Set problem:
Go through the data below. List every line that holds the word "законодательства".

Dataset items:
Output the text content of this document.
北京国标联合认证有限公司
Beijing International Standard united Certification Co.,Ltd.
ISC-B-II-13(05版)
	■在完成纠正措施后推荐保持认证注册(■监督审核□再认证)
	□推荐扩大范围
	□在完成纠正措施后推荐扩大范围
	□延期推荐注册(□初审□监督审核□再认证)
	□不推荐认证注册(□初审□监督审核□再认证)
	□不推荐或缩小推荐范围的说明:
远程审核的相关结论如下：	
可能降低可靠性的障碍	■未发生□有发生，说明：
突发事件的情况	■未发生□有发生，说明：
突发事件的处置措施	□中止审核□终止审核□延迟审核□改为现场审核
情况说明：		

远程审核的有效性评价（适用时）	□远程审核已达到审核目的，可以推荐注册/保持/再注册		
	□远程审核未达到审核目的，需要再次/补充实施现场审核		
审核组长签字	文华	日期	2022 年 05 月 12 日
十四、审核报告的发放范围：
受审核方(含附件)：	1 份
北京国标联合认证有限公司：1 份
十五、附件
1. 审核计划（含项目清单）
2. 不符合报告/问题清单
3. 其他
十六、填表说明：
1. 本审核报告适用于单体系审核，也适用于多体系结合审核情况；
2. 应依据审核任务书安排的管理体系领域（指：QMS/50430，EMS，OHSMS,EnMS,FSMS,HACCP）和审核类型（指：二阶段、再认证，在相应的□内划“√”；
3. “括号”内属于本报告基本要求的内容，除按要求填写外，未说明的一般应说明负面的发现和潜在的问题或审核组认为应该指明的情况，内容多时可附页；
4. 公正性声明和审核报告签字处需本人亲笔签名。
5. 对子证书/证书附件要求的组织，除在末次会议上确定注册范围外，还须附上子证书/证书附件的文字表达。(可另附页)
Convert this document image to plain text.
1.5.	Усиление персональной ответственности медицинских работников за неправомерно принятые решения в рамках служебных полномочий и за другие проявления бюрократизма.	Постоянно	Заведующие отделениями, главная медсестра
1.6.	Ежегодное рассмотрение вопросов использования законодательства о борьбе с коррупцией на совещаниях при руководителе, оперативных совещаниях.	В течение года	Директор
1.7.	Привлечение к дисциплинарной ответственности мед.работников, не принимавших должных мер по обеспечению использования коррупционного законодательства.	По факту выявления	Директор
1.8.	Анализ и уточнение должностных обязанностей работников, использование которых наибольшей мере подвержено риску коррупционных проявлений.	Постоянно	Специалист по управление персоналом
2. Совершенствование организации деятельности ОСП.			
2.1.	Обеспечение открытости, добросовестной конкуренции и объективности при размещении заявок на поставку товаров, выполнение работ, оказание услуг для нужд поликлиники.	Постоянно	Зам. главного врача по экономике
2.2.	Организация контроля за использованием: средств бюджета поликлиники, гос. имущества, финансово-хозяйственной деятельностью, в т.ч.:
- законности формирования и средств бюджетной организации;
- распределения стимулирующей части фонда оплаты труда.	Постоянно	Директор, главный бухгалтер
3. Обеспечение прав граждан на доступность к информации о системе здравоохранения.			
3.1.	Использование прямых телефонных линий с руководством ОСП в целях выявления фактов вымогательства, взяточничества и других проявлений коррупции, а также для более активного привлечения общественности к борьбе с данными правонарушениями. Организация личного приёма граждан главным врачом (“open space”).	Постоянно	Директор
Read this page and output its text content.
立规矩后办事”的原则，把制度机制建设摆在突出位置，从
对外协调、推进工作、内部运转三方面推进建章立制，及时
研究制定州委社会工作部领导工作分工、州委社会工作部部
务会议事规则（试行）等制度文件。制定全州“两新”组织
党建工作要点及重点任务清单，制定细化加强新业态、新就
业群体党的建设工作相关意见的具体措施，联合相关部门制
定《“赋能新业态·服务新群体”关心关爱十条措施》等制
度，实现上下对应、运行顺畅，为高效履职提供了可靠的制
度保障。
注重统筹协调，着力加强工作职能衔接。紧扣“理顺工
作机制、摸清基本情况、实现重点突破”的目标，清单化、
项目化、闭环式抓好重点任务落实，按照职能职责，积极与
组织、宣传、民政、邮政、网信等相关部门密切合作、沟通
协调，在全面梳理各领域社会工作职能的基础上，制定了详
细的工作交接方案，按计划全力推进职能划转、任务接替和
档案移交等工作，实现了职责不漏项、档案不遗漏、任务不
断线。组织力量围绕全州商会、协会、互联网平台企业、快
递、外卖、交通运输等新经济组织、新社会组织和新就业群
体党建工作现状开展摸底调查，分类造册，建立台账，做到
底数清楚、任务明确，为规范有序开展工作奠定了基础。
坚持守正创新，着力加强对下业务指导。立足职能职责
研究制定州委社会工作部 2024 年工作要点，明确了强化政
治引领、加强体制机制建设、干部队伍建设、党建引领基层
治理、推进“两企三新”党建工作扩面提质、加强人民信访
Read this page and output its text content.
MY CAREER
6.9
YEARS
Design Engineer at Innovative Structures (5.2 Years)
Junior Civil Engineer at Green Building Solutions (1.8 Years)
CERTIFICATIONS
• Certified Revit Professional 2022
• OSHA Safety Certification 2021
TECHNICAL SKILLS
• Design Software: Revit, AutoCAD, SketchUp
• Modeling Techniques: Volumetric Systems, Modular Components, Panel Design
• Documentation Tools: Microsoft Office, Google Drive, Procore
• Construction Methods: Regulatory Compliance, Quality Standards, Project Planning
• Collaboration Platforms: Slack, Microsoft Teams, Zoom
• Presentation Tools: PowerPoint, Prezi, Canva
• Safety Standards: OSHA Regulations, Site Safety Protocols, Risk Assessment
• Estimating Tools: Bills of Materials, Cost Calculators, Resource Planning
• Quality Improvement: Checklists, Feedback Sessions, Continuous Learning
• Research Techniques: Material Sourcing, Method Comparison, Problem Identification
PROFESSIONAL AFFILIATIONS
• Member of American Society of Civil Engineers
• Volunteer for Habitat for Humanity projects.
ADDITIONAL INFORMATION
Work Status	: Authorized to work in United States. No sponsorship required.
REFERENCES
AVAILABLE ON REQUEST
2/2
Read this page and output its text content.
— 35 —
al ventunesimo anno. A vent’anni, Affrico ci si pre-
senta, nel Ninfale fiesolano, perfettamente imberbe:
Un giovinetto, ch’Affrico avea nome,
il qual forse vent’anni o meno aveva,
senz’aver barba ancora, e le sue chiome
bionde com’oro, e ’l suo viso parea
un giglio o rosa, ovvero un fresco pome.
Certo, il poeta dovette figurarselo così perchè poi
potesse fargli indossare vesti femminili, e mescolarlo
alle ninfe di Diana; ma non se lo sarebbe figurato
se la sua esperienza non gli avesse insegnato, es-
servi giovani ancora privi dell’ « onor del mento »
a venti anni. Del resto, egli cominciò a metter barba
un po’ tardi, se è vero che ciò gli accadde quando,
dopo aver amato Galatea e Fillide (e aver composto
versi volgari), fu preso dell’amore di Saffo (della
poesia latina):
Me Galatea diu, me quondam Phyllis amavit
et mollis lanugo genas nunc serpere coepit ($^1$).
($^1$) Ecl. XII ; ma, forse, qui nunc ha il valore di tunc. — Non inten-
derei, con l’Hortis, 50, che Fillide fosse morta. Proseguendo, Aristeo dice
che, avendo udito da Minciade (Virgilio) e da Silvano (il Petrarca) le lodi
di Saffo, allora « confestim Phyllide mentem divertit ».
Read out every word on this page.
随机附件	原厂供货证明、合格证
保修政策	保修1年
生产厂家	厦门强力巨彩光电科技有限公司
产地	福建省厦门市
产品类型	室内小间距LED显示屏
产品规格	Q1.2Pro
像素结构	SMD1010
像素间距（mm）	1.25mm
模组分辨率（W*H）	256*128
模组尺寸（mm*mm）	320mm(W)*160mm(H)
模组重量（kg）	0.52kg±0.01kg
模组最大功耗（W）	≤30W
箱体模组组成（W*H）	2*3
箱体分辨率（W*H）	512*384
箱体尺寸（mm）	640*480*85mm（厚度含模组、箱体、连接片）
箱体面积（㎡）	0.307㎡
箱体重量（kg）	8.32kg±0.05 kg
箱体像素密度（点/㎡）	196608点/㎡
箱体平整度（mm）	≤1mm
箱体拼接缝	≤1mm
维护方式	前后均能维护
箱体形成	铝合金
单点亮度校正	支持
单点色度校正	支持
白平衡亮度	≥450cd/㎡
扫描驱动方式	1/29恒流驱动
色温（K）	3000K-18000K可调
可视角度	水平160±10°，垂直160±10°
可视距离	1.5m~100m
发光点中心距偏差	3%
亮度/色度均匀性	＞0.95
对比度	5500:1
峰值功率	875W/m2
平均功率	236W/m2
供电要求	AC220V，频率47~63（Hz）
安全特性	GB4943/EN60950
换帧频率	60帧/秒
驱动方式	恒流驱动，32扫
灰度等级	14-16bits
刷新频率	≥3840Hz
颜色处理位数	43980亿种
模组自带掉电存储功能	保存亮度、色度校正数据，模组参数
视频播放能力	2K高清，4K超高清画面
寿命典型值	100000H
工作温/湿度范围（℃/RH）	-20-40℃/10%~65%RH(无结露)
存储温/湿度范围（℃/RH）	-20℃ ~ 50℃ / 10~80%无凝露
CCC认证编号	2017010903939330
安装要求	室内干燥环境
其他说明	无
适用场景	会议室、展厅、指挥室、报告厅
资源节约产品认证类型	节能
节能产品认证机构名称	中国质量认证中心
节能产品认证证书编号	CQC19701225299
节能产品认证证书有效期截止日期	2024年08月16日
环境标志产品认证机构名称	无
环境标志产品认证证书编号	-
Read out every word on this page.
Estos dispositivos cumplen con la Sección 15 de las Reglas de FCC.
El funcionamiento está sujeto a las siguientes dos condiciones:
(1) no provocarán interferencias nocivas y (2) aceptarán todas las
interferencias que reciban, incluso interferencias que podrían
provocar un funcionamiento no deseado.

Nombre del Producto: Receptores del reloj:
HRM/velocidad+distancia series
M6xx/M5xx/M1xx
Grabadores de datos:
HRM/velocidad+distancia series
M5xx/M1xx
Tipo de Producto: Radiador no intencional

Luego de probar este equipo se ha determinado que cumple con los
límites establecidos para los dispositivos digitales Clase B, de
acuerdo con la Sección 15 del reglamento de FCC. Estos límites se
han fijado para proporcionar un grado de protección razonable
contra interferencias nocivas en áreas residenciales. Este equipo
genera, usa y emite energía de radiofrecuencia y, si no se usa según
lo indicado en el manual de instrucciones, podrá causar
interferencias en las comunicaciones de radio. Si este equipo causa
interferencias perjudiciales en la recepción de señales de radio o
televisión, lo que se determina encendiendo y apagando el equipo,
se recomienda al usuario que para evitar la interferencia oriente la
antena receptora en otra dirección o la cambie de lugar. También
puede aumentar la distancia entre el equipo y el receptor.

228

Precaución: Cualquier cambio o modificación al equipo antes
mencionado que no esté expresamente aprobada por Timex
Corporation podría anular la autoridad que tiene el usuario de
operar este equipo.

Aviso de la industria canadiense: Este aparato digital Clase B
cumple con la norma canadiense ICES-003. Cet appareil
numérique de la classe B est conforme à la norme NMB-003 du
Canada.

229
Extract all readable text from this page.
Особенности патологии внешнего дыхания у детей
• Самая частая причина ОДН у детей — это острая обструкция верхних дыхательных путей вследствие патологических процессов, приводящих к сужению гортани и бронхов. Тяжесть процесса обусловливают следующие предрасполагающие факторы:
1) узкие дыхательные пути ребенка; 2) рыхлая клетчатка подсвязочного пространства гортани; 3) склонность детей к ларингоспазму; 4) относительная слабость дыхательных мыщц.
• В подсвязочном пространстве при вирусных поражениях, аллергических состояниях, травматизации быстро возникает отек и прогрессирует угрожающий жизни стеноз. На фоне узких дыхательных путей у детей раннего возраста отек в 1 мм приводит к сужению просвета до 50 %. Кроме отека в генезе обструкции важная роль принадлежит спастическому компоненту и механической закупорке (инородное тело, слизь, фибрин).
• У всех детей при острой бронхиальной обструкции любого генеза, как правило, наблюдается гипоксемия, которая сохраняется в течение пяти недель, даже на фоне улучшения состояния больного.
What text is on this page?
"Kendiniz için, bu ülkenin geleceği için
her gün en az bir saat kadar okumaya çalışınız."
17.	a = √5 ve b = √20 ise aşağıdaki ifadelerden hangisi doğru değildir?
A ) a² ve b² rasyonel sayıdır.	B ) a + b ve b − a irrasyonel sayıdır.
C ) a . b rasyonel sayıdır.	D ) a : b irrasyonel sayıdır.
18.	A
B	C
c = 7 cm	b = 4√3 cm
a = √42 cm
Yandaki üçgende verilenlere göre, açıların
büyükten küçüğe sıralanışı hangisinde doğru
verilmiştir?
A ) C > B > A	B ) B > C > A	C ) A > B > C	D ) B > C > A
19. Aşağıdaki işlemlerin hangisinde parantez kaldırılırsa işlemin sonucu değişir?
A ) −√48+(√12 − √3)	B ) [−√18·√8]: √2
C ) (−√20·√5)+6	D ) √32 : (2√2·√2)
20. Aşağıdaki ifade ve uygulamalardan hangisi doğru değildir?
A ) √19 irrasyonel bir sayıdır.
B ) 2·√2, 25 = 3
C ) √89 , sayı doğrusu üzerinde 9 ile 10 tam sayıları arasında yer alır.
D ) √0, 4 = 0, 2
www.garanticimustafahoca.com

Output:
1.6.	Ежегодное рассмотрение вопросов использования законодательства о борьбе с коррупцией на совещаниях при руководителе, оперативных совещаниях.	В течение года	Директор
1.7.	Привлечение к дисциплинарной ответственности мед.работников, не принимавших должных мер по обеспечению использования коррупционного законодательства.	По факту выявления	Директор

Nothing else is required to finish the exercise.